Write out each line that follows exactly as it stands, without the pictures.
[Start Records to process]
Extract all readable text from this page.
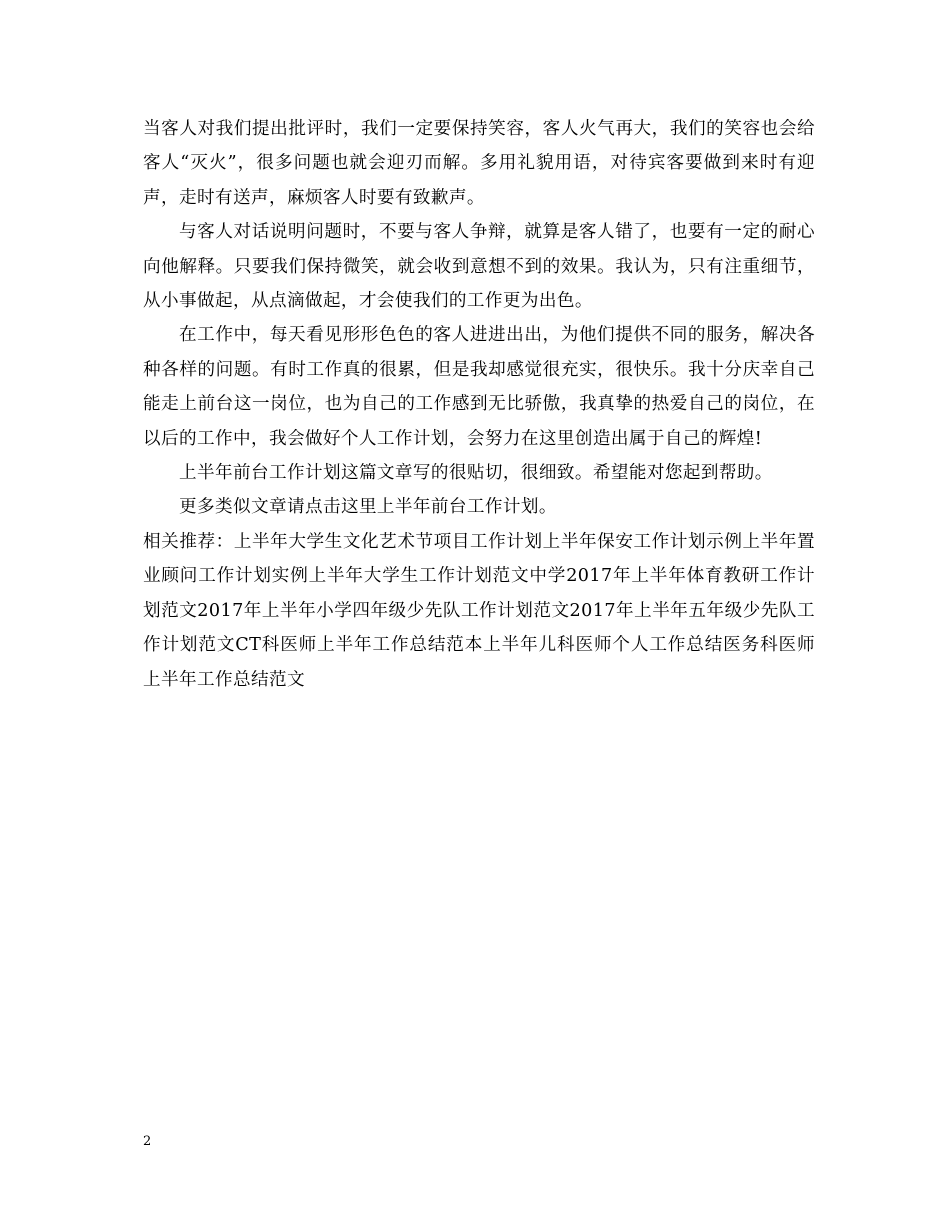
当客人对我们提出批评时，我们一定要保持笑容，客人火气再大，我们的笑容也会给客人“灭火”，很多问题也就会迎刃而解。多用礼貌用语，对待宾客要做到来时有迎声，走时有送声，麻烦客人时要有致歉声。

与客人对话说明问题时，不要与客人争辩，就算是客人错了，也要有一定的耐心向他解释。只要我们保持微笑，就会收到意想不到的效果。我认为，只有注重细节，从小事做起，从点滴做起，才会使我们的工作更为出色。

在工作中，每天看见形形色色的客人进进出出，为他们提供不同的服务，解决各种各样的问题。有时工作真的很累，但是我却感觉很充实，很快乐。我十分庆幸自己能走上前台这一岗位，也为自己的工作感到无比骄傲，我真挚的热爱自己的岗位，在以后的工作中，我会做好个人工作计划，会努力在这里创造出属于自己的辉煌!

上半年前台工作计划这篇文章写的很贴切，很细致。希望能对您起到帮助。

更多类似文章请点击这里上半年前台工作计划。

相关推荐：上半年大学生文化艺术节项目工作计划上半年保安工作计划示例上半年置业顾问工作计划实例上半年大学生工作计划范文中学2017年上半年体育教研工作计划范文2017年上半年小学四年级少先队工作计划范文2017年上半年五年级少先队工作计划范文CT科医师上半年工作总结范本上半年儿科医师个人工作总结医务科医师上半年工作总结范文

2
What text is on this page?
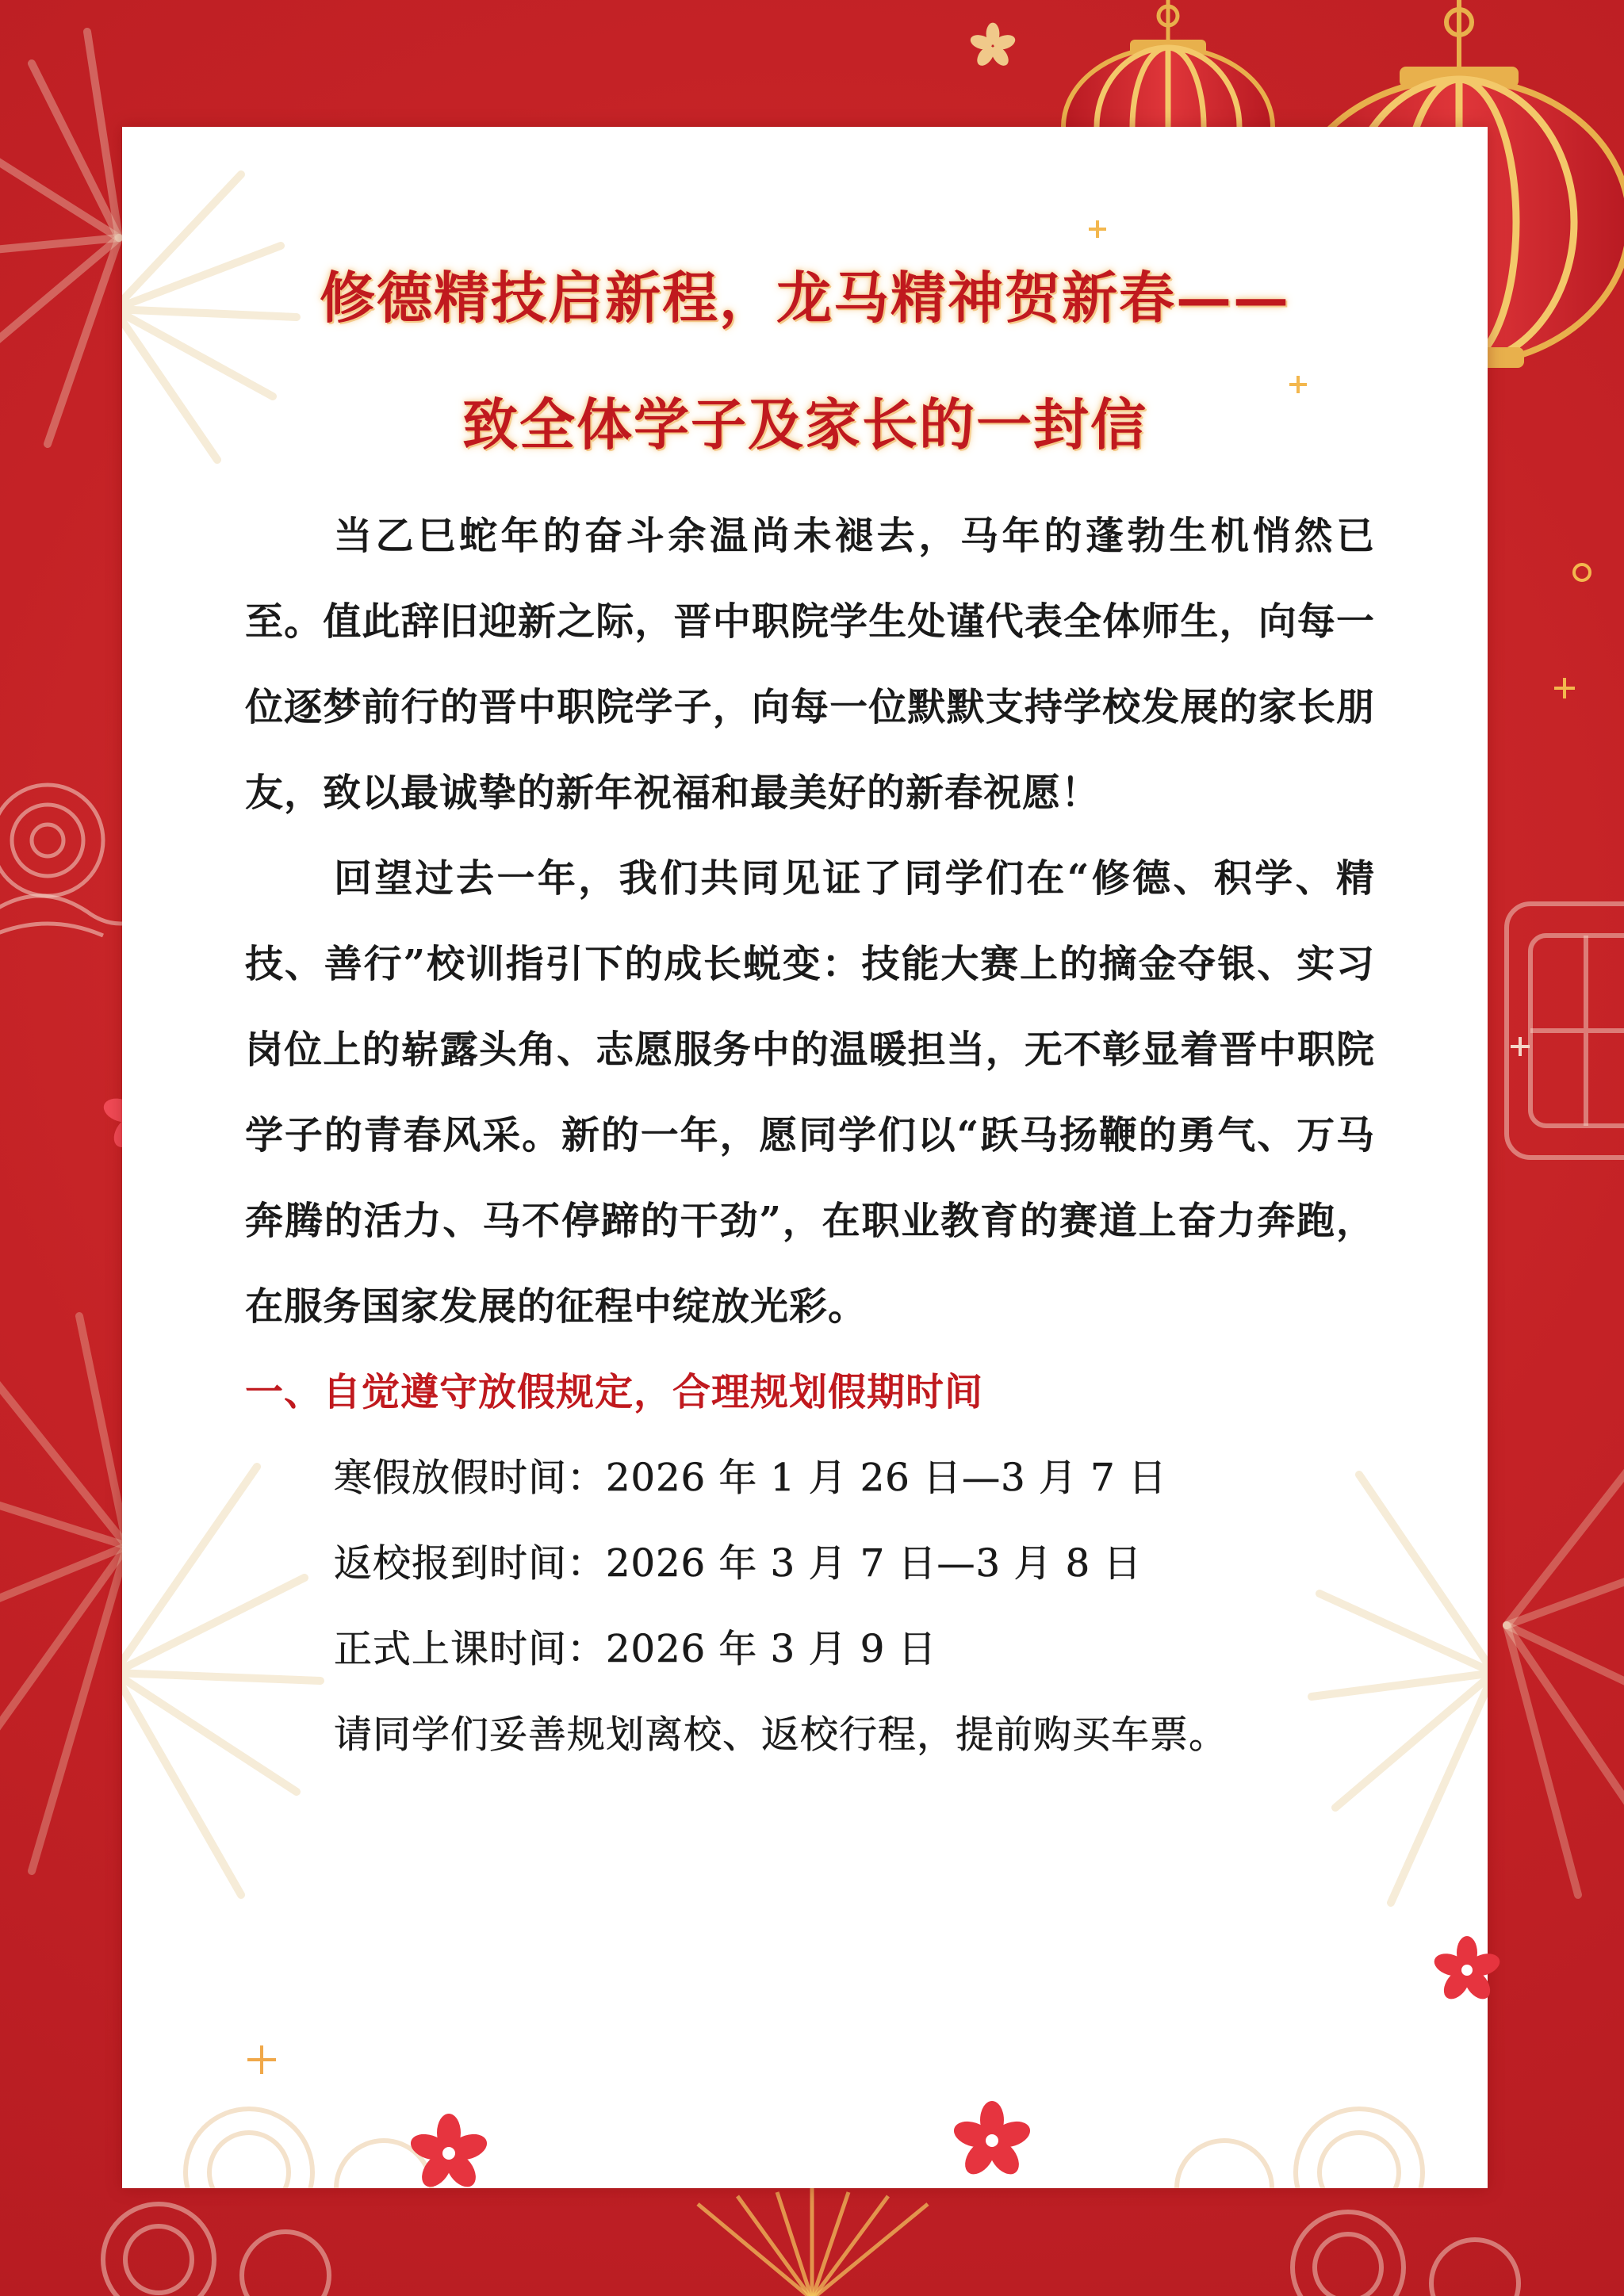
修德精技启新程，龙马精神贺新春——
致全体学子及家长的一封信

当乙巳蛇年的奋斗余温尚未褪去，马年的蓬勃生机悄然已至。值此辞旧迎新之际，晋中职院学生处谨代表全体师生，向每一位逐梦前行的晋中职院学子，向每一位默默支持学校发展的家长朋友，致以最诚挚的新年祝福和最美好的新春祝愿！

回望过去一年，我们共同见证了同学们在“修德、积学、精技、善行”校训指引下的成长蜕变：技能大赛上的摘金夺银、实习岗位上的崭露头角、志愿服务中的温暖担当，无不彰显着晋中职院学子的青春风采。新的一年，愿同学们以“跃马扬鞭的勇气、万马奔腾的活力、马不停蹄的干劲”，在职业教育的赛道上奋力奔跑，在服务国家发展的征程中绽放光彩。

一、自觉遵守放假规定，合理规划假期时间

寒假放假时间：2026 年 1 月 26 日—3 月 7 日

返校报到时间：2026 年 3 月 7 日—3 月 8 日

正式上课时间：2026 年 3 月 9 日

请同学们妥善规划离校、返校行程，提前购买车票。
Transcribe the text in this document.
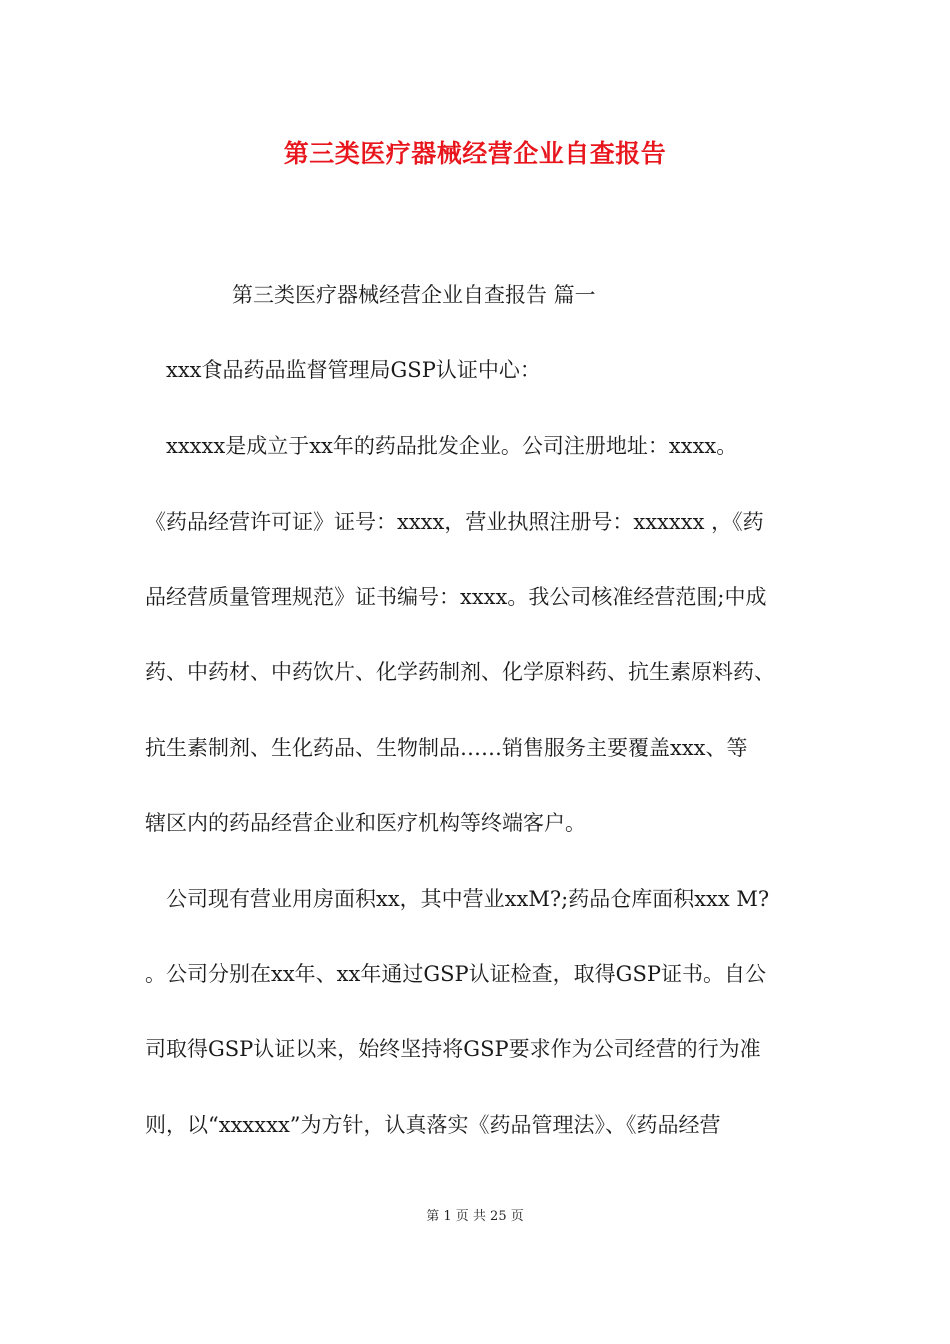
第三类医疗器械经营企业自查报告
第三类医疗器械经营企业自查报告 篇一
xxx食品药品监督管理局GSP认证中心：
xxxxx是成立于xx年的药品批发企业。公司注册地址：xxxx。
《药品经营许可证》证号：xxxx，营业执照注册号：xxxxxx ，《药
品经营质量管理规范》证书编号：xxxx。我公司核准经营范围;中成
药、中药材、中药饮片、化学药制剂、化学原料药、抗生素原料药、
抗生素制剂、生化药品、生物制品……销售服务主要覆盖xxx、等
辖区内的药品经营企业和医疗机构等终端客户。
公司现有营业用房面积xx，其中营业xxM?;药品仓库面积xxx M?
。公司分别在xx年、xx年通过GSP认证检查，取得GSP证书。自公
司取得GSP认证以来，始终坚持将GSP要求作为公司经营的行为准
则，以“xxxxxx”为方针，认真落实《药品管理法》、《药品经营
第 1 页 共 25 页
[End Records to process]
• _Response_:
Extract all readable text from this page.
当客人对我们提出批评时，我们一定要保持笑容，客人火气再大，我们的笑容也会给客人“灭火”，很多问题也就会迎刃而解。多用礼貌用语，对待宾客要做到来时有迎声，走时有送声，麻烦客人时要有致歉声。

与客人对话说明问题时，不要与客人争辩，就算是客人错了，也要有一定的耐心向他解释。只要我们保持微笑，就会收到意想不到的效果。我认为，只有注重细节，从小事做起，从点滴做起，才会使我们的工作更为出色。

在工作中，每天看见形形色色的客人进进出出，为他们提供不同的服务，解决各种各样的问题。有时工作真的很累，但是我却感觉很充实，很快乐。我十分庆幸自己能走上前台这一岗位，也为自己的工作感到无比骄傲，我真挚的热爱自己的岗位，在以后的工作中，我会做好个人工作计划，会努力在这里创造出属于自己的辉煌!

上半年前台工作计划这篇文章写的很贴切，很细致。希望能对您起到帮助。

更多类似文章请点击这里上半年前台工作计划。

相关推荐：上半年大学生文化艺术节项目工作计划上半年保安工作计划示例上半年置业顾问工作计划实例上半年大学生工作计划范文中学2017年上半年体育教研工作计划范文2017年上半年小学四年级少先队工作计划范文2017年上半年五年级少先队工作计划范文CT科医师上半年工作总结范本上半年儿科医师个人工作总结医务科医师上半年工作总结范文

2
What text is on this page?
修德精技启新程，龙马精神贺新春——
致全体学子及家长的一封信

当乙巳蛇年的奋斗余温尚未褪去，马年的蓬勃生机悄然已至。值此辞旧迎新之际，晋中职院学生处谨代表全体师生，向每一位逐梦前行的晋中职院学子，向每一位默默支持学校发展的家长朋友，致以最诚挚的新年祝福和最美好的新春祝愿！

回望过去一年，我们共同见证了同学们在“修德、积学、精技、善行”校训指引下的成长蜕变：技能大赛上的摘金夺银、实习岗位上的崭露头角、志愿服务中的温暖担当，无不彰显着晋中职院学子的青春风采。新的一年，愿同学们以“跃马扬鞭的勇气、万马奔腾的活力、马不停蹄的干劲”，在职业教育的赛道上奋力奔跑，在服务国家发展的征程中绽放光彩。

一、自觉遵守放假规定，合理规划假期时间

寒假放假时间：2026 年 1 月 26 日—3 月 7 日

返校报到时间：2026 年 3 月 7 日—3 月 8 日

正式上课时间：2026 年 3 月 9 日

请同学们妥善规划离校、返校行程，提前购买车票。
Transcribe the text in this document.
第三类医疗器械经营企业自查报告
第三类医疗器械经营企业自查报告 篇一
xxx食品药品监督管理局GSP认证中心：
xxxxx是成立于xx年的药品批发企业。公司注册地址：xxxx。
《药品经营许可证》证号：xxxx，营业执照注册号：xxxxxx ，《药
品经营质量管理规范》证书编号：xxxx。我公司核准经营范围;中成
药、中药材、中药饮片、化学药制剂、化学原料药、抗生素原料药、
抗生素制剂、生化药品、生物制品……销售服务主要覆盖xxx、等
辖区内的药品经营企业和医疗机构等终端客户。
公司现有营业用房面积xx，其中营业xxM?;药品仓库面积xxx M?
。公司分别在xx年、xx年通过GSP认证检查，取得GSP证书。自公
司取得GSP认证以来，始终坚持将GSP要求作为公司经营的行为准
则，以“xxxxxx”为方针，认真落实《药品管理法》、《药品经营
第 1 页 共 25 页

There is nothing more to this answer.